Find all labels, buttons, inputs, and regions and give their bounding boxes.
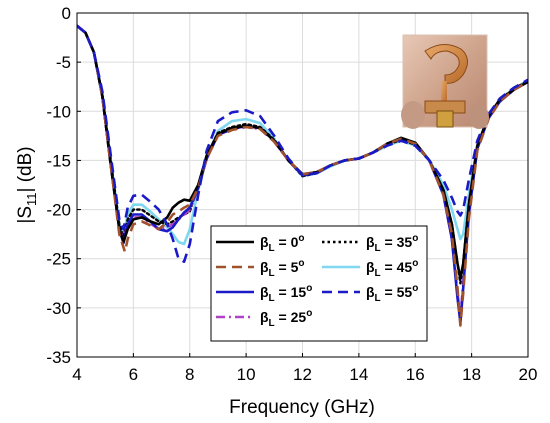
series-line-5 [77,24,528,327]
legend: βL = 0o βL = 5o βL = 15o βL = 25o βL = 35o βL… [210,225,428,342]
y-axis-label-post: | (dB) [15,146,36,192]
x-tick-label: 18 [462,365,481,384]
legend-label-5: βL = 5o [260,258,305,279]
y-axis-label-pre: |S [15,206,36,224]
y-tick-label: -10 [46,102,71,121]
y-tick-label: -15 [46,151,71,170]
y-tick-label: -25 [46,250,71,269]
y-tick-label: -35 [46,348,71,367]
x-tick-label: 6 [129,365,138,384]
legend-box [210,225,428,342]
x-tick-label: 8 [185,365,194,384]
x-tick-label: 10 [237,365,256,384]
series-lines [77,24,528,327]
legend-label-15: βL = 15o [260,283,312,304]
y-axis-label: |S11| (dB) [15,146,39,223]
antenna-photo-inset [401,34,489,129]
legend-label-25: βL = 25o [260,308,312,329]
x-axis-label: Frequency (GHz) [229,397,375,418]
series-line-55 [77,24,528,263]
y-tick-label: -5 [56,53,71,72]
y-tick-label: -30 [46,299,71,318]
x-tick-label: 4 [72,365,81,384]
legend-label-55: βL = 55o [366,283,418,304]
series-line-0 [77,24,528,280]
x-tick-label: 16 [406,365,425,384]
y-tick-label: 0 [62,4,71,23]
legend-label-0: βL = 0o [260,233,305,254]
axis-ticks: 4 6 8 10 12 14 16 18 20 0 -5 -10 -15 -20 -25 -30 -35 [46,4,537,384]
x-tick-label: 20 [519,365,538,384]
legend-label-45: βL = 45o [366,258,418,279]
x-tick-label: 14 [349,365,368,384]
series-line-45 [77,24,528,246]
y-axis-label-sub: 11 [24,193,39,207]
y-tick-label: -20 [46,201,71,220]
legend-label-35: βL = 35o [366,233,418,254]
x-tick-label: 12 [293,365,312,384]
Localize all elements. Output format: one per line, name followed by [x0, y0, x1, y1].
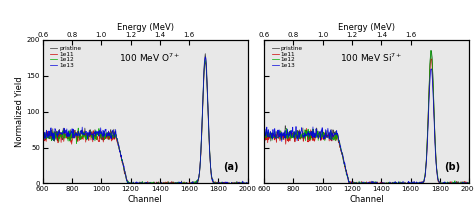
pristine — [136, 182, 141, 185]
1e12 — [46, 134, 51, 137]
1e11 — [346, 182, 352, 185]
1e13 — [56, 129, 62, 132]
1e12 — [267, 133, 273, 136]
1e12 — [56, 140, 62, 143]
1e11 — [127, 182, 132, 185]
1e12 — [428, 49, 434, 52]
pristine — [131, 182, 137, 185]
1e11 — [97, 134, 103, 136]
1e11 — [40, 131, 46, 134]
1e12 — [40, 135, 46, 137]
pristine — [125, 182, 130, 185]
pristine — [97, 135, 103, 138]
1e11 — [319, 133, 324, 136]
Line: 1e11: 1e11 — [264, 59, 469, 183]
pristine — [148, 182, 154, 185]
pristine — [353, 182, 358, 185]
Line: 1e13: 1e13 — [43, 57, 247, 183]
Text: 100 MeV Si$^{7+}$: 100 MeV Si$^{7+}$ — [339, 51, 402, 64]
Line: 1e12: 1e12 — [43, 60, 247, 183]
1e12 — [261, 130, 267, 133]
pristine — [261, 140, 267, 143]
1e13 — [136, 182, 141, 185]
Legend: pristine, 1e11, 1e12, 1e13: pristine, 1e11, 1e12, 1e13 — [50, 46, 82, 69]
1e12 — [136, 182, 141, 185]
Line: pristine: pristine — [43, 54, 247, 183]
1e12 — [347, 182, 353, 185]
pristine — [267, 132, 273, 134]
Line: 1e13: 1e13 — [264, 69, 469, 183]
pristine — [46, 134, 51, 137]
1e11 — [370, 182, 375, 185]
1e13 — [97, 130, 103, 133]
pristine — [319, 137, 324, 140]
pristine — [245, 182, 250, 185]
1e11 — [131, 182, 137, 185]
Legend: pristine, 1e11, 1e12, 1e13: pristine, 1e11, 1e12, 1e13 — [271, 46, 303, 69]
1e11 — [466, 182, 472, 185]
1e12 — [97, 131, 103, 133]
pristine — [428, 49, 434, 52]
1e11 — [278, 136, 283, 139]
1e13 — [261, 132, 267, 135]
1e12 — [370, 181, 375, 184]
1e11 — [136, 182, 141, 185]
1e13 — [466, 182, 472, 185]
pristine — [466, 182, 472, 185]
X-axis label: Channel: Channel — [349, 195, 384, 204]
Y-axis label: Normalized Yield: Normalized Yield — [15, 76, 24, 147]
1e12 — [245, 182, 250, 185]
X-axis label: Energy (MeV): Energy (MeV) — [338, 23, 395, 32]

===============

課題の内容 — 上のデータを最初から最後まで一字一句変えずに書き写すこと。ただし画像の行は含めないこと。

演習の解答 —
Find all labels, buttons, inputs, and regions and give their bounding boxes.
series-line-5 [77,24,528,327]
legend: βL = 0o βL = 5o βL = 15o βL = 25o βL = 35o βL… [210,225,428,342]
y-axis-label-post: | (dB) [15,146,36,192]
x-tick-label: 18 [462,365,481,384]
legend-label-5: βL = 5o [260,258,305,279]
y-axis-label-pre: |S [15,206,36,224]
y-tick-label: -10 [46,102,71,121]
y-tick-label: -15 [46,151,71,170]
y-tick-label: -25 [46,250,71,269]
y-tick-label: -35 [46,348,71,367]
x-tick-label: 6 [129,365,138,384]
legend-box [210,225,428,342]
x-tick-label: 8 [185,365,194,384]
x-tick-label: 10 [237,365,256,384]
series-lines [77,24,528,327]
legend-label-15: βL = 15o [260,283,312,304]
y-axis-label: |S11| (dB) [15,146,39,223]
antenna-photo-inset [401,34,489,129]
legend-label-25: βL = 25o [260,308,312,329]
x-axis-label: Frequency (GHz) [229,397,375,418]
series-line-55 [77,24,528,263]
y-tick-label: -5 [56,53,71,72]
y-tick-label: -30 [46,299,71,318]
x-tick-label: 4 [72,365,81,384]
legend-label-55: βL = 55o [366,283,418,304]
series-line-0 [77,24,528,280]
x-tick-label: 16 [406,365,425,384]
y-tick-label: 0 [62,4,71,23]
legend-label-0: βL = 0o [260,233,305,254]
axis-ticks: 4 6 8 10 12 14 16 18 20 0 -5 -10 -15 -20 -25 -30 -35 [46,4,537,384]
x-tick-label: 20 [519,365,538,384]
legend-label-45: βL = 45o [366,258,418,279]
x-tick-label: 14 [349,365,368,384]
series-line-45 [77,24,528,246]
y-axis-label-sub: 11 [24,193,39,207]
y-tick-label: -20 [46,201,71,220]
legend-label-35: βL = 35o [366,233,418,254]
x-tick-label: 12 [293,365,312,384]
Localize all elements. Output format: one per line, name followed by [x0, y0, x1, y1].
pristine — [136, 182, 141, 185]
1e12 — [46, 134, 51, 137]
1e11 — [346, 182, 352, 185]
1e13 — [56, 129, 62, 132]
1e12 — [267, 133, 273, 136]
1e12 — [56, 140, 62, 143]
1e11 — [127, 182, 132, 185]
1e12 — [428, 49, 434, 52]
pristine — [131, 182, 137, 185]
1e11 — [97, 134, 103, 136]
1e11 — [40, 131, 46, 134]
1e12 — [40, 135, 46, 137]
pristine — [125, 182, 130, 185]
pristine — [97, 135, 103, 138]
1e11 — [319, 133, 324, 136]
Line: 1e11: 1e11 — [264, 59, 469, 183]
pristine — [148, 182, 154, 185]
pristine — [353, 182, 358, 185]
Line: 1e13: 1e13 — [43, 57, 247, 183]
Text: 100 MeV Si$^{7+}$: 100 MeV Si$^{7+}$ — [339, 51, 402, 64]
Line: 1e12: 1e12 — [43, 60, 247, 183]
1e12 — [261, 130, 267, 133]
pristine — [261, 140, 267, 143]
1e13 — [136, 182, 141, 185]
Legend: pristine, 1e11, 1e12, 1e13: pristine, 1e11, 1e12, 1e13 — [50, 46, 82, 69]
1e12 — [136, 182, 141, 185]
Line: pristine: pristine — [43, 54, 247, 183]
1e12 — [347, 182, 353, 185]
pristine — [267, 132, 273, 134]
Line: 1e13: 1e13 — [264, 69, 469, 183]
pristine — [46, 134, 51, 137]
1e11 — [370, 182, 375, 185]
1e13 — [97, 130, 103, 133]
pristine — [319, 137, 324, 140]
pristine — [245, 182, 250, 185]
1e11 — [131, 182, 137, 185]
Legend: pristine, 1e11, 1e12, 1e13: pristine, 1e11, 1e12, 1e13 — [271, 46, 303, 69]
1e11 — [466, 182, 472, 185]
1e12 — [97, 131, 103, 133]
pristine — [428, 49, 434, 52]
1e11 — [278, 136, 283, 139]
1e13 — [261, 132, 267, 135]
1e12 — [370, 181, 375, 184]
1e11 — [136, 182, 141, 185]
1e13 — [466, 182, 472, 185]
pristine — [466, 182, 472, 185]
X-axis label: Channel: Channel — [349, 195, 384, 204]
Y-axis label: Normalized Yield: Normalized Yield — [15, 76, 24, 147]
1e12 — [245, 182, 250, 185]
X-axis label: Energy (MeV): Energy (MeV) — [338, 23, 395, 32]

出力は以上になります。